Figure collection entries
--

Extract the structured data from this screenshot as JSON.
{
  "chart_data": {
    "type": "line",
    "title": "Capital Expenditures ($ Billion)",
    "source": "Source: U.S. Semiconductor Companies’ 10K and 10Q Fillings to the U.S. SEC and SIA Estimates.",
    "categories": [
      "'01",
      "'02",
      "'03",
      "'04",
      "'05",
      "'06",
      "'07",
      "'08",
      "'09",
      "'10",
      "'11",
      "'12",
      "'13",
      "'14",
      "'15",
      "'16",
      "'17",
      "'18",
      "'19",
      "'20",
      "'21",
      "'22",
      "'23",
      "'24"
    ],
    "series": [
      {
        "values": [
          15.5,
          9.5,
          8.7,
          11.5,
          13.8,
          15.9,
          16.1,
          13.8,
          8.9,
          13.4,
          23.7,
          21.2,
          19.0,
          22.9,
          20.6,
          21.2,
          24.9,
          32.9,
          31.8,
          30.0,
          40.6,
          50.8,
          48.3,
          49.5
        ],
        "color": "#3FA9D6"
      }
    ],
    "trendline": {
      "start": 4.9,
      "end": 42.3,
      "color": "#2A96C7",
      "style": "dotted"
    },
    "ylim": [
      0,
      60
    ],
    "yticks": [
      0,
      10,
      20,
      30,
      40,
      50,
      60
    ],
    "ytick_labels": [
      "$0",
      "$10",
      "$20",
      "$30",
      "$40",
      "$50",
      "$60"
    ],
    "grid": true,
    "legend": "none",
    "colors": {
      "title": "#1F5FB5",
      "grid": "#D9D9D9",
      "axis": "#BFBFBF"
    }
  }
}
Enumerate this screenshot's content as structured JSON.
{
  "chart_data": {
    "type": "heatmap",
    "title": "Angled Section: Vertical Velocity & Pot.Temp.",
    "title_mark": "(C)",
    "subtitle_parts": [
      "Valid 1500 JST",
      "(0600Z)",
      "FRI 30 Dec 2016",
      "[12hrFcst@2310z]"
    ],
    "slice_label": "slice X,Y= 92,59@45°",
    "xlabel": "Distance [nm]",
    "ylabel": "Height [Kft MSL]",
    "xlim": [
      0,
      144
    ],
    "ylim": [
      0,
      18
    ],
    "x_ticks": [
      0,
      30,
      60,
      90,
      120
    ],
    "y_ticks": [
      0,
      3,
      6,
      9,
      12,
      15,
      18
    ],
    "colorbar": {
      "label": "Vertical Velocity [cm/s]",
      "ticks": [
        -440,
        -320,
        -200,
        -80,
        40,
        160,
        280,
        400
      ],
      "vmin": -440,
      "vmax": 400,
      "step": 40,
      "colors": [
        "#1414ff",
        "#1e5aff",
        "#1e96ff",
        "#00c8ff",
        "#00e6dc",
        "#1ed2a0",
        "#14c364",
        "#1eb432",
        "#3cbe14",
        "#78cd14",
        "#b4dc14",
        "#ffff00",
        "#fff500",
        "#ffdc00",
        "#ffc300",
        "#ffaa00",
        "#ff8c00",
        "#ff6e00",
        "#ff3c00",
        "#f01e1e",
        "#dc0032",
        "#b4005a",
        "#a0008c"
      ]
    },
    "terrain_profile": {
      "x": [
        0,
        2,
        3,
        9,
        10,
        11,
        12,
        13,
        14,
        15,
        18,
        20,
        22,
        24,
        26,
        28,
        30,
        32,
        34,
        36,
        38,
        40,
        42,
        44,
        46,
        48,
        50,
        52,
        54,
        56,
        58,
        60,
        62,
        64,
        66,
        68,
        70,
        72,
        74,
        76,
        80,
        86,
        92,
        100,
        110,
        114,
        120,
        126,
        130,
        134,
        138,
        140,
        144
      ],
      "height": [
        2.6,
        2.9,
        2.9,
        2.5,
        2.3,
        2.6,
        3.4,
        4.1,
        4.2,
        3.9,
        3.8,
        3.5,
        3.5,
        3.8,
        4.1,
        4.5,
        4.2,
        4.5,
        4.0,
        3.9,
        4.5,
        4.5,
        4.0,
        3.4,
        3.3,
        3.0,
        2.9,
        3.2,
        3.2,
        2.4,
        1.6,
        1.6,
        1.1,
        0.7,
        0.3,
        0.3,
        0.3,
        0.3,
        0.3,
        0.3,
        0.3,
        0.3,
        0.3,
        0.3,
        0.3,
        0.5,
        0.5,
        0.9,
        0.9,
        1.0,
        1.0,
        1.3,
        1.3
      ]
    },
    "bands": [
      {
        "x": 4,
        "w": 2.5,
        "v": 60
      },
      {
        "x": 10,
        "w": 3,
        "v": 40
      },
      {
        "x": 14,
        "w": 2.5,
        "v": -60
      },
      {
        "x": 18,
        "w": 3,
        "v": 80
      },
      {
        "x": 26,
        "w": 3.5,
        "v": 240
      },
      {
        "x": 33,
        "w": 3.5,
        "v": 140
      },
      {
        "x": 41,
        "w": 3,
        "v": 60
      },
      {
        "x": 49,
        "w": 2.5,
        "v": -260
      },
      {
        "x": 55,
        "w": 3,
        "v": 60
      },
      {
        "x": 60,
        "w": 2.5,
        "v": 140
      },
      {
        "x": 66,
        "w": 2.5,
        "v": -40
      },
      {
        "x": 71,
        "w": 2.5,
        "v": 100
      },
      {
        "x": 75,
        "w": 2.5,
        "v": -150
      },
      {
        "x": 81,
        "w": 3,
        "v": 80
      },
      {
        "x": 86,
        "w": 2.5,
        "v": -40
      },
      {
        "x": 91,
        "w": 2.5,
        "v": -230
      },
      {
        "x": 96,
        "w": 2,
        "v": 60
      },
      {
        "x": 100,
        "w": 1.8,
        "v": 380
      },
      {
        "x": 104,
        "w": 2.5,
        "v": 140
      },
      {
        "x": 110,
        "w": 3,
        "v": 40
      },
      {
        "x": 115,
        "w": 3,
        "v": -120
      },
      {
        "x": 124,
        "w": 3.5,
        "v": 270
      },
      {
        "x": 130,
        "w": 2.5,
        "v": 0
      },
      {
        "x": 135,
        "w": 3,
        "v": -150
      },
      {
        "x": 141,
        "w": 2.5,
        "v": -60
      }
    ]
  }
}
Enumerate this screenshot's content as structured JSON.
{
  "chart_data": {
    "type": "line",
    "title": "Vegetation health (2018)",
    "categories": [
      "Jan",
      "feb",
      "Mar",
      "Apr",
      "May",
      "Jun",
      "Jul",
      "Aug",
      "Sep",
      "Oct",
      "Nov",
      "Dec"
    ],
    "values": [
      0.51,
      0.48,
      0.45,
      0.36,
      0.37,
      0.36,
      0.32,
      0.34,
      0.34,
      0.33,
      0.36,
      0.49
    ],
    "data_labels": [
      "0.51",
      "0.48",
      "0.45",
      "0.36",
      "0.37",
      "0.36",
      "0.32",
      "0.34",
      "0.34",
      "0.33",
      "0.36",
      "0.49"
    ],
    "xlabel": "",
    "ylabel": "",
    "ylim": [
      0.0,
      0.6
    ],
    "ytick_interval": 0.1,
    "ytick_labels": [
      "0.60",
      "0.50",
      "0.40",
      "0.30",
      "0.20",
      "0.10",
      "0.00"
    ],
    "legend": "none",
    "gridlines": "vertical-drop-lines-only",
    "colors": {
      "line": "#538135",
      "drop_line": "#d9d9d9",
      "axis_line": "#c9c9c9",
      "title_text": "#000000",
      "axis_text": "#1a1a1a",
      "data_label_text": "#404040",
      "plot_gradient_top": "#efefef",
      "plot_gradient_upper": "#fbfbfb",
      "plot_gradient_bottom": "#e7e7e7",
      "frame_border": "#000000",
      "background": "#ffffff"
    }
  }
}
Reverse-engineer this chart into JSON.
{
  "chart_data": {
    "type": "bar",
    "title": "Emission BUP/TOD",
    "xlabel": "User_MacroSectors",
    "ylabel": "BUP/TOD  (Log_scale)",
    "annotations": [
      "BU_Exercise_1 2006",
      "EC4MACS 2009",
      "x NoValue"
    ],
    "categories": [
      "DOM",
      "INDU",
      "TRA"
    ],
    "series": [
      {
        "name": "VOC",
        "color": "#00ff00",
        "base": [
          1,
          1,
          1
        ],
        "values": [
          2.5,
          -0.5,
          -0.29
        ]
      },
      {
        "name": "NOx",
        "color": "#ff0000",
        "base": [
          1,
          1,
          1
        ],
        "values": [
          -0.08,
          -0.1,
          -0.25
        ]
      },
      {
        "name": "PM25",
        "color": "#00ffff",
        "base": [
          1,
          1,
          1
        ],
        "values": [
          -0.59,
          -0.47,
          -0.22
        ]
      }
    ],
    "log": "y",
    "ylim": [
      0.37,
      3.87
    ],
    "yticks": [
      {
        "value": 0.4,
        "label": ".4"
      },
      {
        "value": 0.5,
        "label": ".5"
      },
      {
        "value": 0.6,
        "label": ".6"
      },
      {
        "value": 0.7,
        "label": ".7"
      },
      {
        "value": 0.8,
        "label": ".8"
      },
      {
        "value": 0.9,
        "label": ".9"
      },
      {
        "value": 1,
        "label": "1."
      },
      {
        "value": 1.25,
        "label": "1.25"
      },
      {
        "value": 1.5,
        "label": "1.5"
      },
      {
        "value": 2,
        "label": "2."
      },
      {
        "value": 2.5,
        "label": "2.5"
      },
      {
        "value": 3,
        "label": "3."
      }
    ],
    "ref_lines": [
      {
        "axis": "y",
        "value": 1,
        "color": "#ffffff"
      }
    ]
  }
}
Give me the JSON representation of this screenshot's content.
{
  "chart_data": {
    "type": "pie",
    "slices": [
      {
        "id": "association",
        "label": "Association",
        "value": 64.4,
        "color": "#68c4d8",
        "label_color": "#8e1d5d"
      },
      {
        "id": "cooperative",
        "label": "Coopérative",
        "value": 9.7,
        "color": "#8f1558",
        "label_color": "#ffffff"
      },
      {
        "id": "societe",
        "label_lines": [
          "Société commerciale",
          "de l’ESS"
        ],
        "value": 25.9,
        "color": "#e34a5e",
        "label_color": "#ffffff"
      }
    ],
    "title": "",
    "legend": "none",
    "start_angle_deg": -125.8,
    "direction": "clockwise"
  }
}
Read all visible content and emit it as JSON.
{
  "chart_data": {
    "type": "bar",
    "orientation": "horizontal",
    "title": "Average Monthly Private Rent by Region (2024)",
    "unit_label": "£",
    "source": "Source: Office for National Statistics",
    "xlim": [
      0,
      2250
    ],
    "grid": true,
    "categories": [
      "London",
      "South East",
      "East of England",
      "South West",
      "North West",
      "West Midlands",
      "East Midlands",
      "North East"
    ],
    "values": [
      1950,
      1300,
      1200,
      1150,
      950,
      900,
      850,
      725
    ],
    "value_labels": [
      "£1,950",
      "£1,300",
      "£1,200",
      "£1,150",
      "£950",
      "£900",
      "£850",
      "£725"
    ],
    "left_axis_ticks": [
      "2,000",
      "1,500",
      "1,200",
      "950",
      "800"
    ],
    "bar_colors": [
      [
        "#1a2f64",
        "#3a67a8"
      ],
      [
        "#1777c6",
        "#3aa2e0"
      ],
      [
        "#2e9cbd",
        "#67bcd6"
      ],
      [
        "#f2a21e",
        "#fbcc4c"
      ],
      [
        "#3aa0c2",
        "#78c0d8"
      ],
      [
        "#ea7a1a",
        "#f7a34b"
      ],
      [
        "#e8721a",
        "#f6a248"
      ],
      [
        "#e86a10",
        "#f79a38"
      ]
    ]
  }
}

--

▸ WHAT YOU WILL DO
Wherever the word "xlabel" occurs in a line of the listing, copy that line.

▸ SOLUTION TO THIS PROBLEM
    "xlabel": "Distance [nm]",
    "xlabel": "",
    "xlabel": "User_MacroSectors",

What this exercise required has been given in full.